* [BRIEF]
Can you copy the lines from the one that contains "Convert this screenshot" through the end of the material below, exactly and with nothing else?

+++ RECORDS FOR THE TASK +++

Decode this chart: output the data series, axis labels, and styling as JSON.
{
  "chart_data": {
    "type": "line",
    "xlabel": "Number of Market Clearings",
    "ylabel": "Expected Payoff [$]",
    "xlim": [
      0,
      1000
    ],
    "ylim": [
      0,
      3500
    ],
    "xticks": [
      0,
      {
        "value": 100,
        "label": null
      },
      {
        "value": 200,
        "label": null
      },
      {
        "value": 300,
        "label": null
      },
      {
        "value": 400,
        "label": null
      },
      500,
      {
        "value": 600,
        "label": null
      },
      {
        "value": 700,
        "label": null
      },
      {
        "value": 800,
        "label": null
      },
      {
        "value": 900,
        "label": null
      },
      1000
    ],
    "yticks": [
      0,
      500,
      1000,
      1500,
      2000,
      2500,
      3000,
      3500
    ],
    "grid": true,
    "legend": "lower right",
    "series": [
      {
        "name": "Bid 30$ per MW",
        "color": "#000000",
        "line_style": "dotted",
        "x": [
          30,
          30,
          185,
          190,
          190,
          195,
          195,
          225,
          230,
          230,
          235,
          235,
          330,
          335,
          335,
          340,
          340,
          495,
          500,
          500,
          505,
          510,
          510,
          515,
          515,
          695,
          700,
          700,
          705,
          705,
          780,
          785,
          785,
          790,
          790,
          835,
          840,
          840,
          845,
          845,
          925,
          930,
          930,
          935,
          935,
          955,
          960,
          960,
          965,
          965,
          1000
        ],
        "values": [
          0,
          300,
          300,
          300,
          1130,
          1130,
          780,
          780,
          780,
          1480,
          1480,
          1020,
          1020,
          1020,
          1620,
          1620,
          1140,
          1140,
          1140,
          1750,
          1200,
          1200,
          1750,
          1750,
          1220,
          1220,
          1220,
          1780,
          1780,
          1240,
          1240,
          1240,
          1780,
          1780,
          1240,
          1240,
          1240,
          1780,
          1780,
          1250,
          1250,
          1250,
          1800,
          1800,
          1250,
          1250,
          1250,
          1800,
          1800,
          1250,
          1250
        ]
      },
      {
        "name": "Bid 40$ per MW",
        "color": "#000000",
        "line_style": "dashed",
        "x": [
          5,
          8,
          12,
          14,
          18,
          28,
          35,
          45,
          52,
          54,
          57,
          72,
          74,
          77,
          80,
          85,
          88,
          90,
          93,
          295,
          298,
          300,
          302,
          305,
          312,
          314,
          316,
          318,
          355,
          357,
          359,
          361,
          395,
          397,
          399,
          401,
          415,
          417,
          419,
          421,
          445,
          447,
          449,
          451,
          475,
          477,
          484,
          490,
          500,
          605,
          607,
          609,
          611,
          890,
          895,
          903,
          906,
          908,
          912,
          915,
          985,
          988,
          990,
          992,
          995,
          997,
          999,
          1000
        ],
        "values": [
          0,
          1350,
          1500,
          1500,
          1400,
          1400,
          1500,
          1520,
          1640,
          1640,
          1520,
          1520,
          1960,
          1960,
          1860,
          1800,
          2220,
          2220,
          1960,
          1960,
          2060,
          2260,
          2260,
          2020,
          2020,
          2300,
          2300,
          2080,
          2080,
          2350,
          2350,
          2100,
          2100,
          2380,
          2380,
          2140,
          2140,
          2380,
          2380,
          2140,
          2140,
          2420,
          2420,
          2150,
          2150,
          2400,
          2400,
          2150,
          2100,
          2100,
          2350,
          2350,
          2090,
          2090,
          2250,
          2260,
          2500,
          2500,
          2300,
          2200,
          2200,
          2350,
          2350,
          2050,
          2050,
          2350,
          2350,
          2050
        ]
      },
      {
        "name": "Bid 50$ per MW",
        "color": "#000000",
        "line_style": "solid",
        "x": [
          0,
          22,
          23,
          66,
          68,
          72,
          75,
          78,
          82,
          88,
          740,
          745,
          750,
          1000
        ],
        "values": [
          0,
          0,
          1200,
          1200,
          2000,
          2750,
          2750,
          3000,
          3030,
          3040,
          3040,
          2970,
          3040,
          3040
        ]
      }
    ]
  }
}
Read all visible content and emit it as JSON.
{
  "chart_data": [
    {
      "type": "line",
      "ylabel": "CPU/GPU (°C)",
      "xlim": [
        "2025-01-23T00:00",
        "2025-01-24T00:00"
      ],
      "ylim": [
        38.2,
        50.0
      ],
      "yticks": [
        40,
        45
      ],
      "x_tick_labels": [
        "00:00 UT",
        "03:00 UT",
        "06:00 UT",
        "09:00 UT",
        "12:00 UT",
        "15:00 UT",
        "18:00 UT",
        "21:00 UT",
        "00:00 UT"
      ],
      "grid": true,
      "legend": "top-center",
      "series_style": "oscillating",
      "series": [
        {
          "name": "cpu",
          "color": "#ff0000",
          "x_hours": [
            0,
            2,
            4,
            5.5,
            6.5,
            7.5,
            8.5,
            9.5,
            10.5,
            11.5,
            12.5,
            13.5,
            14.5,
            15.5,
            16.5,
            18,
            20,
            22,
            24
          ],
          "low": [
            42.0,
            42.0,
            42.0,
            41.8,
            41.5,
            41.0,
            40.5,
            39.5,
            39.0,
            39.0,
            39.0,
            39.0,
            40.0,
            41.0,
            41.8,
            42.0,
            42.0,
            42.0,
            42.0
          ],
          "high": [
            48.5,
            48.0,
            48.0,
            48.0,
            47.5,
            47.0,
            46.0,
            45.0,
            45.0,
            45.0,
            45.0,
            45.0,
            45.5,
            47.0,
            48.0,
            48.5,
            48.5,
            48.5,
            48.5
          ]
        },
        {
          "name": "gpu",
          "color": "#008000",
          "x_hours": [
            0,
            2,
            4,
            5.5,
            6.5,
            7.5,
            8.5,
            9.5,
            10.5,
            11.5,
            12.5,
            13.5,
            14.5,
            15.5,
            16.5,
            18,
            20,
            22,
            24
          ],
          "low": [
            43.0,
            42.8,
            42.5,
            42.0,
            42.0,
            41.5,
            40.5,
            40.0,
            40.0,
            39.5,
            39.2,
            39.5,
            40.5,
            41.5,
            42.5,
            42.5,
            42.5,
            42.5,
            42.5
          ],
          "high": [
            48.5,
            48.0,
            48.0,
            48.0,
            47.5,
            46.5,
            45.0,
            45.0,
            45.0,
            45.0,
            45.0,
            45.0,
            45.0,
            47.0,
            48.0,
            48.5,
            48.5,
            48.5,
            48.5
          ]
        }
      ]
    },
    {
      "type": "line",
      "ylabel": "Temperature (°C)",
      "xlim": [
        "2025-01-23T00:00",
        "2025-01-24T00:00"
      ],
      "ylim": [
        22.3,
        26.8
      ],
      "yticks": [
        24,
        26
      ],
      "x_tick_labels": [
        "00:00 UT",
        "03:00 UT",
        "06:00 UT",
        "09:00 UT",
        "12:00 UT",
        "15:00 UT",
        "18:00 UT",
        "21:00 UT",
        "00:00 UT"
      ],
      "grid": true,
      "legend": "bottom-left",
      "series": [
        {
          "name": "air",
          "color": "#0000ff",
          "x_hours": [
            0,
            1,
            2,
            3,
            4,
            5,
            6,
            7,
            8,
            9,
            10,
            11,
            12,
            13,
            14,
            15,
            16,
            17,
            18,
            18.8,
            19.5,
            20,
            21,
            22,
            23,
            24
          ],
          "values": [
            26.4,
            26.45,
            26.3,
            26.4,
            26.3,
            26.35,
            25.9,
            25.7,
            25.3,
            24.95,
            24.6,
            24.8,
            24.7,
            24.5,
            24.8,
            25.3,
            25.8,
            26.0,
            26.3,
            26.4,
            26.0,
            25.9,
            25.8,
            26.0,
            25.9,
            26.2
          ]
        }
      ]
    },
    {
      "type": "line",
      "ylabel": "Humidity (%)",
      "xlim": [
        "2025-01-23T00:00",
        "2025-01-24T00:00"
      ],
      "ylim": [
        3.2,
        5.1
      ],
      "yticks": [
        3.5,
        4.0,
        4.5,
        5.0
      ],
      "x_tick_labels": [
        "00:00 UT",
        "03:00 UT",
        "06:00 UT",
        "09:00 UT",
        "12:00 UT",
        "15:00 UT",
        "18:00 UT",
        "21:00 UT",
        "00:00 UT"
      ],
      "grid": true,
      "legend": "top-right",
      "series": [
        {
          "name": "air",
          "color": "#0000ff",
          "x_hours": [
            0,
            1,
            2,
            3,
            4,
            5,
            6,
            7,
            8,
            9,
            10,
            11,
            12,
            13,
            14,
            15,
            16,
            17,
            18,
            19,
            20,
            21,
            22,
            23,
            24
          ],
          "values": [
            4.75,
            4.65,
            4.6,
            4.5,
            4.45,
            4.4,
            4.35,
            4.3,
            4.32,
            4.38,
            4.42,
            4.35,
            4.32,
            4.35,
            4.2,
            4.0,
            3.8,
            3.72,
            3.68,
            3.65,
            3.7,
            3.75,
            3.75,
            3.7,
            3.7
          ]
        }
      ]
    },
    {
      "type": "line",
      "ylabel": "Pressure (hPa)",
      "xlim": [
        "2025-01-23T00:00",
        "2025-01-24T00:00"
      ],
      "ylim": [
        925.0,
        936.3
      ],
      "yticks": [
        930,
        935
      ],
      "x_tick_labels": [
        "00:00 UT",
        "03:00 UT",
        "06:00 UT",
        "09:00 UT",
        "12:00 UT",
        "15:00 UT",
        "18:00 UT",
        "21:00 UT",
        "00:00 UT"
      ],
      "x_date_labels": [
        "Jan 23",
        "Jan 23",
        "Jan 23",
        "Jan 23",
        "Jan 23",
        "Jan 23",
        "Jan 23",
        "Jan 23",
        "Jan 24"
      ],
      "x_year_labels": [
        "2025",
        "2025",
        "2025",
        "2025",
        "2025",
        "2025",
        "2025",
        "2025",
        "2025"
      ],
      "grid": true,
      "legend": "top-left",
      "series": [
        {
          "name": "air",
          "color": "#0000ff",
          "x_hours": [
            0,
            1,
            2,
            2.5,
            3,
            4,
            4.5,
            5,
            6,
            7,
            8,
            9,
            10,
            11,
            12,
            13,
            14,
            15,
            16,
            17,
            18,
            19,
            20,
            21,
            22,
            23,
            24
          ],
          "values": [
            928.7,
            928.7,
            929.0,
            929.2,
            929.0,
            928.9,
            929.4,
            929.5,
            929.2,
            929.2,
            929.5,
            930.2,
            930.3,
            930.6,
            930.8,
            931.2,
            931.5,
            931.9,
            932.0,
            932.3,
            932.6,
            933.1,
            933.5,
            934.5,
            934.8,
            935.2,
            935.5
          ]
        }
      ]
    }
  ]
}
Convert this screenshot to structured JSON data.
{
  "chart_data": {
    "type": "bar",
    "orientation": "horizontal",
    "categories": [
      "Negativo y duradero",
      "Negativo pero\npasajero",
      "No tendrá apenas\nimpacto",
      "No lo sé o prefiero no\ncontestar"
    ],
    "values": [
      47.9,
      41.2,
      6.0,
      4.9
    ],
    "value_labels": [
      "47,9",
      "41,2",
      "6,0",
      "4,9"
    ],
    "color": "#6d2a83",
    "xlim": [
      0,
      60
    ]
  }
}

+++

* [CORRECT RESPONSE]
Convert this screenshot to structured JSON data.
{
  "chart_data": {
    "type": "bar",
    "orientation": "horizontal",
    "categories": [
      "Negativo y duradero",
      "Negativo pero\npasajero",
      "No tendrá apenas\nimpacto",
      "No lo sé o prefiero no\ncontestar"
    ],
    "values": [
      47.9,
      41.2,
      6.0,
      4.9
    ],
    "value_labels": [
      "47,9",
      "41,2",
      "6,0",
      "4,9"
    ],
    "color": "#6d2a83",
    "xlim": [
      0,
      60
    ]
  }
}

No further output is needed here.